## Document
--- Start ---

Create a cluster

This page explains how to create a cluster and node pool in GKE on Azure on Kubernetes version 1.31.1-gke.1800.

Before you begin

To complete the steps on this page, do the following:

  1. Follow the steps in Configure prerequisites.

  2. Choose if you will run the control plane in multiple zones or a single zone.

  3. Select classless inter-domain routing (CIDR) ranges to provide to your cluster.

Control plane zonal placement

By default, GKE on Azure places separate control plane replicas in the same subnet across three zones in your selected region. You can choose these zones and subnets.

If you want to use the default control plane replica placement, skip to Select CIDR ranges for your cluster.

Azure NAT gateway and cluster control planes

Each control plane replica also requires connectivity to the Google-hosted management service to operate in a normal state.

If you use Azure NAT gateway to provide outbound connectivity, you must consider how a zonal failure impacts the cluster's control plane. One NAT gateway endpoint is isolated to a single zone or is regional/non-zonal, and this presents a single point of failure.

If you want to place control plane replicas in a single zone, use a single subnet and zone. If you use NAT Gateway for outbound connectivity, make sure that the endpoint is placed in the same zone.

If you want to place replicas in two or three zones, you can pass a list of subnets and zones when you create a cluster. When you pass two subnets and zones, GKE on Azure places two replicas in the first zone provided. When you pass in three subnets and zones, GKE on Azure places replicas in each subnet. For more information, see Place replicas in a specific subnet.

--- End ---

## Record excerpts
--- Start ---

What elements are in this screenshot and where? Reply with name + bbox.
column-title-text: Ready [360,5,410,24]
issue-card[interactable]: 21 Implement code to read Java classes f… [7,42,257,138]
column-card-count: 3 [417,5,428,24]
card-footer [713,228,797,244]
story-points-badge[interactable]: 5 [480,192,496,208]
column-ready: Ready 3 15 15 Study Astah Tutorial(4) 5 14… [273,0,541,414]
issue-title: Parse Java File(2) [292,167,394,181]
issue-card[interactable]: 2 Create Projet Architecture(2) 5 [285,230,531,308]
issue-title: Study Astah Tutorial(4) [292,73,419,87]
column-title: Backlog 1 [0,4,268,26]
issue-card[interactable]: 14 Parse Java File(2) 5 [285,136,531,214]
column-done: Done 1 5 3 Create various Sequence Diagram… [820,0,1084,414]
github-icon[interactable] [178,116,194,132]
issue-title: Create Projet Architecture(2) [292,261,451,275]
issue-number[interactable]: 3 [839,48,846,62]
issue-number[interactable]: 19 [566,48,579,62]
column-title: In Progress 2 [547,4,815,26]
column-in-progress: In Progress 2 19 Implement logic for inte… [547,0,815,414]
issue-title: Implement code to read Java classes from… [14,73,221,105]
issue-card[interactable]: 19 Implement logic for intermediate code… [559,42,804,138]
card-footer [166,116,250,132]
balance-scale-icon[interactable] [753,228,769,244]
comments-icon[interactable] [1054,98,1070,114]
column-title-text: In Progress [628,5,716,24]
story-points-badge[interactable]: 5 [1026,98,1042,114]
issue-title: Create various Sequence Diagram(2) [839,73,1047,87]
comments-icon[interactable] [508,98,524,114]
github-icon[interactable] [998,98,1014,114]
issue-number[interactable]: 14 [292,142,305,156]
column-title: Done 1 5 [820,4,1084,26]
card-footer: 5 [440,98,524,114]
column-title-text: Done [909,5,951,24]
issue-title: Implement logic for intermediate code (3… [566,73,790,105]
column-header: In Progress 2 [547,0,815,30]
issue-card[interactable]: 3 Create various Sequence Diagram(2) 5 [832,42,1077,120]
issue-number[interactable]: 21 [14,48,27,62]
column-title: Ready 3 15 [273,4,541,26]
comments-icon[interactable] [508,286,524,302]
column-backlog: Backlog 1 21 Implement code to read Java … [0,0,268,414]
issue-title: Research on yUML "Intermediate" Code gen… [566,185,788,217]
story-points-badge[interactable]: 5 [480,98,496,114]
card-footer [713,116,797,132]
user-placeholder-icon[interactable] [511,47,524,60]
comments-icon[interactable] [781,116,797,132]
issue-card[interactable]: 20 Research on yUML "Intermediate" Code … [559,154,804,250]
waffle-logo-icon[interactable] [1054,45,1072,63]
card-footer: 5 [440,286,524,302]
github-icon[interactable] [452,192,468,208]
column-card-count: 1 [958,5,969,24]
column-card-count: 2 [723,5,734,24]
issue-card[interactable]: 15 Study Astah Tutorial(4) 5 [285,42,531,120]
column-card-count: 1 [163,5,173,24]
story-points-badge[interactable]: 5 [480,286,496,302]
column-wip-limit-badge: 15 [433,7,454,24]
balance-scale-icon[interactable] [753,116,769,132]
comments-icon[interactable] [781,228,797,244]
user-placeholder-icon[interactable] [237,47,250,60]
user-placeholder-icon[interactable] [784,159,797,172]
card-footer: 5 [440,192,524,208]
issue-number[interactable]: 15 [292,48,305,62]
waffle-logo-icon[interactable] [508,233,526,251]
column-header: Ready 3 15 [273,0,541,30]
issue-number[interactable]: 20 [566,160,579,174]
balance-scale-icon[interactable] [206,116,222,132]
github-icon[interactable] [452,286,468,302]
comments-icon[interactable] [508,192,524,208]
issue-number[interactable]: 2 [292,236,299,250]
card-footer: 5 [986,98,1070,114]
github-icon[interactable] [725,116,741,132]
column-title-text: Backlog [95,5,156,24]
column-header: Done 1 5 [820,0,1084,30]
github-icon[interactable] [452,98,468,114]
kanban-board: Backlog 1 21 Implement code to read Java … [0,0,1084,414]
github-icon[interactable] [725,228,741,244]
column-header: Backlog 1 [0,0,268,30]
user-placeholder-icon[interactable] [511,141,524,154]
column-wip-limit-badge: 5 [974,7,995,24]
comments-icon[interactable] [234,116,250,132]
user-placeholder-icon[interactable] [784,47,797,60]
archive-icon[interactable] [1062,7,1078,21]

--- End ---

## Work to complete
**a.** By default, how many zones does the cluster creation page say GKE on Azure uses for control plane replicas?
**b.** Restate as a short bulleted list the paragraph of the cluster creation page that begins "If you want to place replicas in two or three zones," keeping its main facts.
**c.** Reproduce everything in the cluster creation page from "Azure NAT gateway and" down to "a normal state.".
The items are separate material from the cluster creation page.

## List of solutions
**a.** Three zones in the selected region.

**b.**
- For two or three zones, pass a list of subnets and zones when creating the cluster.
- With two subnets and zones, GKE on Azure places two replicas in the first zone provided.
- With three subnets and zones, GKE on Azure places a replica in each subnet.
- For details, see Place replicas in a specific subnet.

**c.**
Azure NAT gateway and cluster control planes

Each control plane replica also requires connectivity to the Google-hosted management service to operate in a normal state.